Goal - Do any lines in the data below contain "brief"? If so, copy every one of them.

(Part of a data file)
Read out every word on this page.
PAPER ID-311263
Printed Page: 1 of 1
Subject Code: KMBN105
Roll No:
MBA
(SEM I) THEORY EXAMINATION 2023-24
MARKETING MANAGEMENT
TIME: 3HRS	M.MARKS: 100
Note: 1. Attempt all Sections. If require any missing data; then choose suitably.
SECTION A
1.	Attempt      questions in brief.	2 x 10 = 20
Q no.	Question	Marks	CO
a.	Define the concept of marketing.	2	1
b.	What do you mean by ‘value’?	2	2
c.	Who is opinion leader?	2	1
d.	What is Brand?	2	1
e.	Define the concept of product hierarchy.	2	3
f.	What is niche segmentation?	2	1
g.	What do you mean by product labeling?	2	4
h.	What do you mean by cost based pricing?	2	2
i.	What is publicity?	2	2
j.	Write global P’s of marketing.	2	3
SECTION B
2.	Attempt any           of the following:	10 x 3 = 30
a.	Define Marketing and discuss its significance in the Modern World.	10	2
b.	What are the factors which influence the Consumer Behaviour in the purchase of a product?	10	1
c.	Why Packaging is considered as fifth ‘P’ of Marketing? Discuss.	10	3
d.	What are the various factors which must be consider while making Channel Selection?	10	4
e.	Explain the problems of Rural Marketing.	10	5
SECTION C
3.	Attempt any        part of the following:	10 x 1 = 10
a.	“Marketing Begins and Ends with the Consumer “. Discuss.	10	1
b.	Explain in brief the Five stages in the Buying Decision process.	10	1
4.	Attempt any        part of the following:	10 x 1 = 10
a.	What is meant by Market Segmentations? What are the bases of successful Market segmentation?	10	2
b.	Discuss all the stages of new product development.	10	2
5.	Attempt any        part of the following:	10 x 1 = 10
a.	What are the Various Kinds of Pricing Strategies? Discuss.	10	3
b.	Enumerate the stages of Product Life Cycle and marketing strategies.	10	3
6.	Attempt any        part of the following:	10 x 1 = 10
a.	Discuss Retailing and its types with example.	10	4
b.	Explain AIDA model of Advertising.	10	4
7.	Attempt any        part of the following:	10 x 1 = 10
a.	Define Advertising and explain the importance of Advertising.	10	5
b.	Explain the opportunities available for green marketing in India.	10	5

The response -
1.	Attempt      questions in brief.	2 x 10 = 20
b.	Explain in brief the Five stages in the Buying Decision process.	10	1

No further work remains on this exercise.